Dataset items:
=====

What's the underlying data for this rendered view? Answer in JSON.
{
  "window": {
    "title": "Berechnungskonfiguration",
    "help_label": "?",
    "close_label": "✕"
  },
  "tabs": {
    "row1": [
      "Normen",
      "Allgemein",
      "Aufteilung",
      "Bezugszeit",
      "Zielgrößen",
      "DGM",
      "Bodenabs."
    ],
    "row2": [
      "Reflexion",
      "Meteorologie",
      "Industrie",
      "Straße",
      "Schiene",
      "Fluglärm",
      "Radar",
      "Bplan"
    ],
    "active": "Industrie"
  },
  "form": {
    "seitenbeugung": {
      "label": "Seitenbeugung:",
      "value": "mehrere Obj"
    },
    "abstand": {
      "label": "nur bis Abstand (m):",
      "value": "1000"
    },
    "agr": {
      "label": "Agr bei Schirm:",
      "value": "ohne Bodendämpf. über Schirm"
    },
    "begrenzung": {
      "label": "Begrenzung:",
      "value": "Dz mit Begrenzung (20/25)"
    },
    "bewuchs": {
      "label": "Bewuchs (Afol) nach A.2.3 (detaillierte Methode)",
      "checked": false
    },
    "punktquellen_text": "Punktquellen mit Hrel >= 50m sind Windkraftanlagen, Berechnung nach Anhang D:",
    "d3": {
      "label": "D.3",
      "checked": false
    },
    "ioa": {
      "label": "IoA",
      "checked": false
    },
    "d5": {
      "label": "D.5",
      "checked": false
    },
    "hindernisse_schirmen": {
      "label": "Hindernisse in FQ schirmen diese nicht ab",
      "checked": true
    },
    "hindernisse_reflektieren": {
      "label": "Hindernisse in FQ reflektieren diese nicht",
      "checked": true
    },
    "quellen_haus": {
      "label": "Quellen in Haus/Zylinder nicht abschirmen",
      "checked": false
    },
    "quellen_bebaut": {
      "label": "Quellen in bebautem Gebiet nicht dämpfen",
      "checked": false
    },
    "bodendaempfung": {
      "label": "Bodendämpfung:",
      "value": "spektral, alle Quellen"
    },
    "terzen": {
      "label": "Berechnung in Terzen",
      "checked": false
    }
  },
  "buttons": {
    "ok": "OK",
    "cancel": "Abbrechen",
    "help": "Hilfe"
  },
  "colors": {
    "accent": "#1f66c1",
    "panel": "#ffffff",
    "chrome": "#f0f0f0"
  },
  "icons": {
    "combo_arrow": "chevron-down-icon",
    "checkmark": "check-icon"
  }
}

=====

Gather from the entries above all lines that include the string "diese".

      "label": "Hindernisse in FQ schirmen diese nicht ab",
      "label": "Hindernisse in FQ reflektieren diese nicht",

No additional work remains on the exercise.